Extract every line below that contains the word "this".
* BEGIN Recorded data *
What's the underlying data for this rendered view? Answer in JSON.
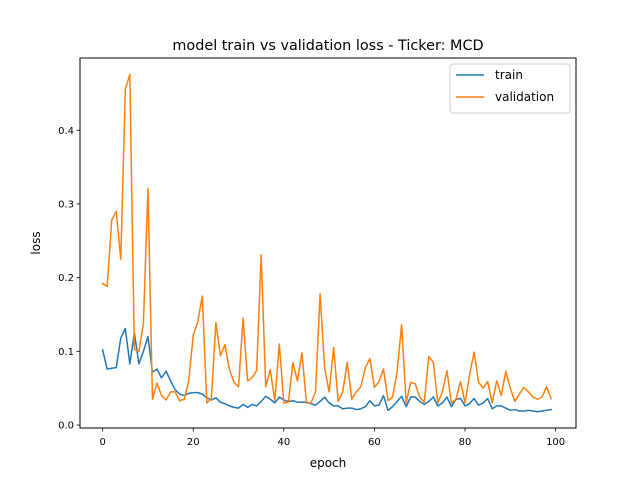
{
  "chart_data": {
    "type": "line",
    "title": "model train vs validation loss - Ticker: MCD",
    "xlabel": "epoch",
    "ylabel": "loss",
    "xlim": [
      -5,
      104.5
    ],
    "ylim": [
      -0.004,
      0.498
    ],
    "xticks": [
      0,
      20,
      40,
      60,
      80,
      100
    ],
    "yticks": [
      0.0,
      0.1,
      0.2,
      0.3,
      0.4
    ],
    "xtick_labels": [
      "0",
      "20",
      "40",
      "60",
      "80",
      "100"
    ],
    "ytick_labels": [
      "0.0",
      "0.1",
      "0.2",
      "0.3",
      "0.4"
    ],
    "grid": false,
    "legend_position": "top-right",
    "series": [
      {
        "name": "train",
        "color": "#1f77b4",
        "x": [
          0,
          1,
          2,
          3,
          4,
          5,
          6,
          7,
          8,
          9,
          10,
          11,
          12,
          13,
          14,
          15,
          16,
          17,
          18,
          19,
          20,
          21,
          22,
          23,
          24,
          25,
          26,
          27,
          28,
          29,
          30,
          31,
          32,
          33,
          34,
          35,
          36,
          37,
          38,
          39,
          40,
          41,
          42,
          43,
          44,
          45,
          46,
          47,
          48,
          49,
          50,
          51,
          52,
          53,
          54,
          55,
          56,
          57,
          58,
          59,
          60,
          61,
          62,
          63,
          64,
          65,
          66,
          67,
          68,
          69,
          70,
          71,
          72,
          73,
          74,
          75,
          76,
          77,
          78,
          79,
          80,
          81,
          82,
          83,
          84,
          85,
          86,
          87,
          88,
          89,
          90,
          91,
          92,
          93,
          94,
          95,
          96,
          97,
          98,
          99
        ],
        "values": [
          0.102,
          0.076,
          0.077,
          0.078,
          0.118,
          0.131,
          0.083,
          0.125,
          0.083,
          0.1,
          0.12,
          0.072,
          0.076,
          0.064,
          0.073,
          0.06,
          0.048,
          0.042,
          0.04,
          0.043,
          0.044,
          0.044,
          0.042,
          0.037,
          0.034,
          0.037,
          0.031,
          0.029,
          0.026,
          0.024,
          0.023,
          0.028,
          0.024,
          0.028,
          0.026,
          0.032,
          0.039,
          0.035,
          0.03,
          0.038,
          0.034,
          0.032,
          0.033,
          0.031,
          0.031,
          0.031,
          0.029,
          0.027,
          0.032,
          0.038,
          0.03,
          0.026,
          0.026,
          0.022,
          0.023,
          0.023,
          0.021,
          0.022,
          0.025,
          0.033,
          0.026,
          0.027,
          0.04,
          0.02,
          0.025,
          0.032,
          0.039,
          0.025,
          0.038,
          0.038,
          0.032,
          0.028,
          0.032,
          0.038,
          0.026,
          0.03,
          0.038,
          0.025,
          0.035,
          0.036,
          0.026,
          0.029,
          0.036,
          0.027,
          0.03,
          0.036,
          0.022,
          0.026,
          0.026,
          0.023,
          0.02,
          0.021,
          0.019,
          0.019,
          0.02,
          0.019,
          0.018,
          0.019,
          0.02,
          0.021
        ]
      },
      {
        "name": "validation",
        "color": "#ff7f0e",
        "x": [
          0,
          1,
          2,
          3,
          4,
          5,
          6,
          7,
          8,
          9,
          10,
          11,
          12,
          13,
          14,
          15,
          16,
          17,
          18,
          19,
          20,
          21,
          22,
          23,
          24,
          25,
          26,
          27,
          28,
          29,
          30,
          31,
          32,
          33,
          34,
          35,
          36,
          37,
          38,
          39,
          40,
          41,
          42,
          43,
          44,
          45,
          46,
          47,
          48,
          49,
          50,
          51,
          52,
          53,
          54,
          55,
          56,
          57,
          58,
          59,
          60,
          61,
          62,
          63,
          64,
          65,
          66,
          67,
          68,
          69,
          70,
          71,
          72,
          73,
          74,
          75,
          76,
          77,
          78,
          79,
          80,
          81,
          82,
          83,
          84,
          85,
          86,
          87,
          88,
          89,
          90,
          91,
          92,
          93,
          94,
          95,
          96,
          97,
          98,
          99
        ],
        "values": [
          0.192,
          0.188,
          0.278,
          0.29,
          0.225,
          0.455,
          0.476,
          0.103,
          0.1,
          0.138,
          0.321,
          0.035,
          0.057,
          0.04,
          0.034,
          0.045,
          0.045,
          0.033,
          0.035,
          0.06,
          0.122,
          0.14,
          0.175,
          0.03,
          0.036,
          0.139,
          0.094,
          0.109,
          0.075,
          0.058,
          0.052,
          0.145,
          0.06,
          0.064,
          0.074,
          0.231,
          0.052,
          0.075,
          0.033,
          0.11,
          0.03,
          0.031,
          0.085,
          0.06,
          0.098,
          0.03,
          0.03,
          0.045,
          0.178,
          0.078,
          0.045,
          0.105,
          0.032,
          0.045,
          0.085,
          0.035,
          0.045,
          0.052,
          0.078,
          0.09,
          0.051,
          0.059,
          0.076,
          0.033,
          0.038,
          0.072,
          0.136,
          0.03,
          0.058,
          0.056,
          0.038,
          0.031,
          0.093,
          0.085,
          0.03,
          0.045,
          0.074,
          0.03,
          0.035,
          0.059,
          0.03,
          0.068,
          0.099,
          0.058,
          0.05,
          0.059,
          0.03,
          0.06,
          0.04,
          0.073,
          0.05,
          0.032,
          0.042,
          0.051,
          0.045,
          0.038,
          0.035,
          0.038,
          0.052,
          0.036
        ]
      }
    ]
  }
}
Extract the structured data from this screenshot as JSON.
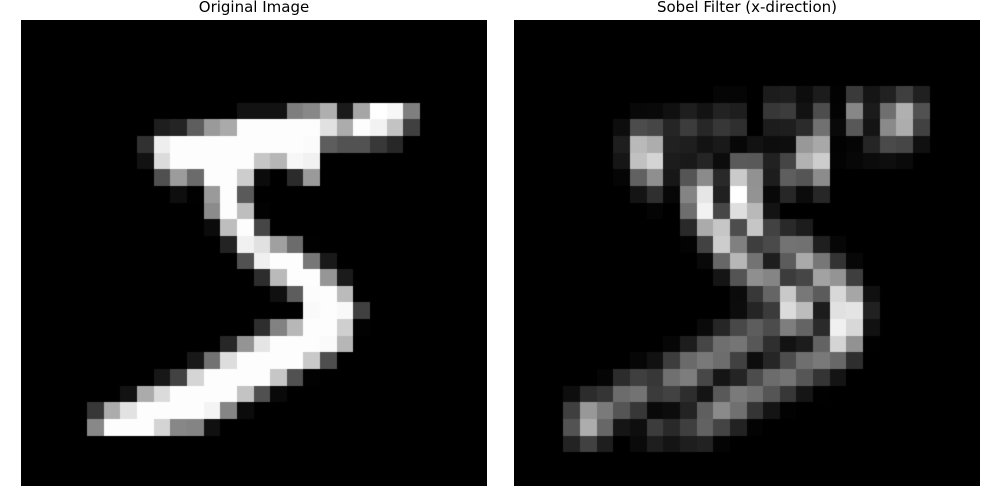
{
  "panels": [
    {
      "title": "Original Image"
    },
    {
      "title": "Sobel Filter (x-direction)"
    }
  ],
  "image": {
    "grid_size": 28,
    "rows": [
      [
        0,
        0,
        0,
        0,
        0,
        0,
        0,
        0,
        0,
        0,
        0,
        0,
        0,
        0,
        0,
        0,
        0,
        0,
        0,
        0,
        0,
        0,
        0,
        0,
        0,
        0,
        0,
        0
      ],
      [
        0,
        0,
        0,
        0,
        0,
        0,
        0,
        0,
        0,
        0,
        0,
        0,
        0,
        0,
        0,
        0,
        0,
        0,
        0,
        0,
        0,
        0,
        0,
        0,
        0,
        0,
        0,
        0
      ],
      [
        0,
        0,
        0,
        0,
        0,
        0,
        0,
        0,
        0,
        0,
        0,
        0,
        0,
        0,
        0,
        0,
        0,
        0,
        0,
        0,
        0,
        0,
        0,
        0,
        0,
        0,
        0,
        0
      ],
      [
        0,
        0,
        0,
        0,
        0,
        0,
        0,
        0,
        0,
        0,
        0,
        0,
        0,
        0,
        0,
        0,
        0,
        0,
        0,
        0,
        0,
        0,
        0,
        0,
        0,
        0,
        0,
        0
      ],
      [
        0,
        0,
        0,
        0,
        0,
        0,
        0,
        0,
        0,
        0,
        0,
        0,
        0,
        0,
        0,
        0,
        0,
        0,
        0,
        0,
        0,
        0,
        0,
        0,
        0,
        0,
        0,
        0
      ],
      [
        0,
        0,
        0,
        0,
        0,
        0,
        0,
        0,
        0,
        0,
        0,
        0,
        0,
        18,
        18,
        18,
        126,
        136,
        175,
        26,
        166,
        255,
        247,
        127,
        0,
        0,
        0,
        0
      ],
      [
        0,
        0,
        0,
        0,
        0,
        0,
        0,
        0,
        30,
        36,
        94,
        154,
        170,
        253,
        253,
        253,
        253,
        253,
        225,
        172,
        253,
        242,
        195,
        64,
        0,
        0,
        0,
        0
      ],
      [
        0,
        0,
        0,
        0,
        0,
        0,
        0,
        49,
        238,
        253,
        253,
        253,
        253,
        253,
        253,
        253,
        253,
        251,
        93,
        82,
        82,
        56,
        39,
        0,
        0,
        0,
        0,
        0
      ],
      [
        0,
        0,
        0,
        0,
        0,
        0,
        0,
        18,
        219,
        253,
        253,
        253,
        253,
        253,
        198,
        182,
        247,
        241,
        0,
        0,
        0,
        0,
        0,
        0,
        0,
        0,
        0,
        0
      ],
      [
        0,
        0,
        0,
        0,
        0,
        0,
        0,
        0,
        80,
        156,
        107,
        253,
        253,
        205,
        11,
        0,
        43,
        154,
        0,
        0,
        0,
        0,
        0,
        0,
        0,
        0,
        0,
        0
      ],
      [
        0,
        0,
        0,
        0,
        0,
        0,
        0,
        0,
        0,
        14,
        1,
        154,
        253,
        90,
        0,
        0,
        0,
        0,
        0,
        0,
        0,
        0,
        0,
        0,
        0,
        0,
        0,
        0
      ],
      [
        0,
        0,
        0,
        0,
        0,
        0,
        0,
        0,
        0,
        0,
        0,
        139,
        253,
        190,
        2,
        0,
        0,
        0,
        0,
        0,
        0,
        0,
        0,
        0,
        0,
        0,
        0,
        0
      ],
      [
        0,
        0,
        0,
        0,
        0,
        0,
        0,
        0,
        0,
        0,
        0,
        11,
        190,
        253,
        70,
        0,
        0,
        0,
        0,
        0,
        0,
        0,
        0,
        0,
        0,
        0,
        0,
        0
      ],
      [
        0,
        0,
        0,
        0,
        0,
        0,
        0,
        0,
        0,
        0,
        0,
        0,
        35,
        241,
        225,
        160,
        108,
        1,
        0,
        0,
        0,
        0,
        0,
        0,
        0,
        0,
        0,
        0
      ],
      [
        0,
        0,
        0,
        0,
        0,
        0,
        0,
        0,
        0,
        0,
        0,
        0,
        0,
        81,
        240,
        253,
        253,
        119,
        25,
        0,
        0,
        0,
        0,
        0,
        0,
        0,
        0,
        0
      ],
      [
        0,
        0,
        0,
        0,
        0,
        0,
        0,
        0,
        0,
        0,
        0,
        0,
        0,
        0,
        45,
        186,
        253,
        253,
        150,
        27,
        0,
        0,
        0,
        0,
        0,
        0,
        0,
        0
      ],
      [
        0,
        0,
        0,
        0,
        0,
        0,
        0,
        0,
        0,
        0,
        0,
        0,
        0,
        0,
        0,
        16,
        93,
        252,
        253,
        187,
        0,
        0,
        0,
        0,
        0,
        0,
        0,
        0
      ],
      [
        0,
        0,
        0,
        0,
        0,
        0,
        0,
        0,
        0,
        0,
        0,
        0,
        0,
        0,
        0,
        0,
        0,
        249,
        253,
        249,
        64,
        0,
        0,
        0,
        0,
        0,
        0,
        0
      ],
      [
        0,
        0,
        0,
        0,
        0,
        0,
        0,
        0,
        0,
        0,
        0,
        0,
        0,
        0,
        46,
        130,
        183,
        253,
        253,
        207,
        2,
        0,
        0,
        0,
        0,
        0,
        0,
        0
      ],
      [
        0,
        0,
        0,
        0,
        0,
        0,
        0,
        0,
        0,
        0,
        0,
        0,
        39,
        148,
        229,
        253,
        253,
        253,
        250,
        182,
        0,
        0,
        0,
        0,
        0,
        0,
        0,
        0
      ],
      [
        0,
        0,
        0,
        0,
        0,
        0,
        0,
        0,
        0,
        0,
        24,
        114,
        221,
        253,
        253,
        253,
        253,
        201,
        78,
        0,
        0,
        0,
        0,
        0,
        0,
        0,
        0,
        0
      ],
      [
        0,
        0,
        0,
        0,
        0,
        0,
        0,
        0,
        23,
        66,
        213,
        253,
        253,
        253,
        253,
        198,
        81,
        2,
        0,
        0,
        0,
        0,
        0,
        0,
        0,
        0,
        0,
        0
      ],
      [
        0,
        0,
        0,
        0,
        0,
        0,
        18,
        171,
        219,
        253,
        253,
        253,
        253,
        195,
        80,
        9,
        0,
        0,
        0,
        0,
        0,
        0,
        0,
        0,
        0,
        0,
        0,
        0
      ],
      [
        0,
        0,
        0,
        0,
        55,
        172,
        226,
        253,
        253,
        253,
        253,
        244,
        133,
        11,
        0,
        0,
        0,
        0,
        0,
        0,
        0,
        0,
        0,
        0,
        0,
        0,
        0,
        0
      ],
      [
        0,
        0,
        0,
        0,
        136,
        253,
        253,
        253,
        212,
        135,
        132,
        16,
        0,
        0,
        0,
        0,
        0,
        0,
        0,
        0,
        0,
        0,
        0,
        0,
        0,
        0,
        0,
        0
      ],
      [
        0,
        0,
        0,
        0,
        0,
        0,
        0,
        0,
        0,
        0,
        0,
        0,
        0,
        0,
        0,
        0,
        0,
        0,
        0,
        0,
        0,
        0,
        0,
        0,
        0,
        0,
        0,
        0
      ],
      [
        0,
        0,
        0,
        0,
        0,
        0,
        0,
        0,
        0,
        0,
        0,
        0,
        0,
        0,
        0,
        0,
        0,
        0,
        0,
        0,
        0,
        0,
        0,
        0,
        0,
        0,
        0,
        0
      ],
      [
        0,
        0,
        0,
        0,
        0,
        0,
        0,
        0,
        0,
        0,
        0,
        0,
        0,
        0,
        0,
        0,
        0,
        0,
        0,
        0,
        0,
        0,
        0,
        0,
        0,
        0,
        0,
        0
      ]
    ]
  }
}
* END Recorded data *
Answer in full:
What's the underlying data for this rendered view? Answer in JSON.
Extract the structured data from this screenshot as JSON.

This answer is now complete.